## Given task
Could every line of the data be printed exactly as it reads?

········

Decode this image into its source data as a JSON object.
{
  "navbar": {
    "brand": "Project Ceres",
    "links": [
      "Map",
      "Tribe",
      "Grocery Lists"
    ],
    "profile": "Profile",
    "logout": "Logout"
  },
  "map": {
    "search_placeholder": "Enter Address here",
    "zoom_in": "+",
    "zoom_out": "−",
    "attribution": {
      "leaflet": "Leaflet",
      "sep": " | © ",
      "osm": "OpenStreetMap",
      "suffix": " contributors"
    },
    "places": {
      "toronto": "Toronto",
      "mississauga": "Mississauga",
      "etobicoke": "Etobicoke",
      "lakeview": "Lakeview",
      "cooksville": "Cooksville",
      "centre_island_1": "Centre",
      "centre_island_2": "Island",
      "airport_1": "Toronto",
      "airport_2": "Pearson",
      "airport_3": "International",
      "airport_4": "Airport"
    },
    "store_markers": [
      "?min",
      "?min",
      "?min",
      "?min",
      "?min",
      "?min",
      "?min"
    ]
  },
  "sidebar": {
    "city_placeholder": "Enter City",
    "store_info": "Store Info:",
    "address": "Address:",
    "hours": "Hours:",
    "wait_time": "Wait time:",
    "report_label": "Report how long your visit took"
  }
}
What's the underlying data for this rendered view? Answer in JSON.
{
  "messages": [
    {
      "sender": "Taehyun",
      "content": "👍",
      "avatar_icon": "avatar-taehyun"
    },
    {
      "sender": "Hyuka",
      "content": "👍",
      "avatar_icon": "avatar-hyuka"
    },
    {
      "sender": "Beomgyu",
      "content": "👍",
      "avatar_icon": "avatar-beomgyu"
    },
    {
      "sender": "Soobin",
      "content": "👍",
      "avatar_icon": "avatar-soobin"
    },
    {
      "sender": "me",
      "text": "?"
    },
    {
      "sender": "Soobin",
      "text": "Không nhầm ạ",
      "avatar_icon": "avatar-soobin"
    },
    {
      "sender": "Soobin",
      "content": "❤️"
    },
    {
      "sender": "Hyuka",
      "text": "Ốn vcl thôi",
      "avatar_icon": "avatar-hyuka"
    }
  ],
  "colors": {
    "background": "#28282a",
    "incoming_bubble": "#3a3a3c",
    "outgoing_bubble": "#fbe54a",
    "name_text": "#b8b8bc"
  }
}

········

## Written answer
Decode this image into its source data as a JSON object.
{
  "navbar": {
    "brand": "Project Ceres",
    "links": [
      "Map",
      "Tribe",
      "Grocery Lists"
    ],
    "profile": "Profile",
    "logout": "Logout"
  },
  "map": {
    "search_placeholder": "Enter Address here",
    "zoom_in": "+",
    "zoom_out": "−",
    "attribution": {
      "leaflet": "Leaflet",
      "sep": " | © ",
      "osm": "OpenStreetMap",
      "suffix": " contributors"
    },
    "places": {
      "toronto": "Toronto",
      "mississauga": "Mississauga",
      "etobicoke": "Etobicoke",
      "lakeview": "Lakeview",
      "cooksville": "Cooksville",
      "centre_island_1": "Centre",
      "centre_island_2": "Island",
      "airport_1": "Toronto",
      "airport_2": "Pearson",
      "airport_3": "International",
      "airport_4": "Airport"
    },
    "store_markers": [
      "?min",
      "?min",
      "?min",
      "?min",
      "?min",
      "?min",
      "?min"
    ]
  },
  "sidebar": {
    "city_placeholder": "Enter City",
    "store_info": "Store Info:",
    "address": "Address:",
    "hours": "Hours:",
    "wait_time": "Wait time:",
    "report_label": "Report how long your visit took"
  }
}
What's the underlying data for this rendered view? Answer in JSON.
{
  "messages": [
    {
      "sender": "Taehyun",
      "content": "👍",
      "avatar_icon": "avatar-taehyun"
    },
    {
      "sender": "Hyuka",
      "content": "👍",
      "avatar_icon": "avatar-hyuka"
    },
    {
      "sender": "Beomgyu",
      "content": "👍",
      "avatar_icon": "avatar-beomgyu"
    },
    {
      "sender": "Soobin",
      "content": "👍",
      "avatar_icon": "avatar-soobin"
    },
    {
      "sender": "me",
      "text": "?"
    },
    {
      "sender": "Soobin",
      "text": "Không nhầm ạ",
      "avatar_icon": "avatar-soobin"
    },
    {
      "sender": "Soobin",
      "content": "❤️"
    },
    {
      "sender": "Hyuka",
      "text": "Ốn vcl thôi",
      "avatar_icon": "avatar-hyuka"
    }
  ],
  "colors": {
    "background": "#28282a",
    "incoming_bubble": "#3a3a3c",
    "outgoing_bubble": "#fbe54a",
    "name_text": "#b8b8bc"
  }
}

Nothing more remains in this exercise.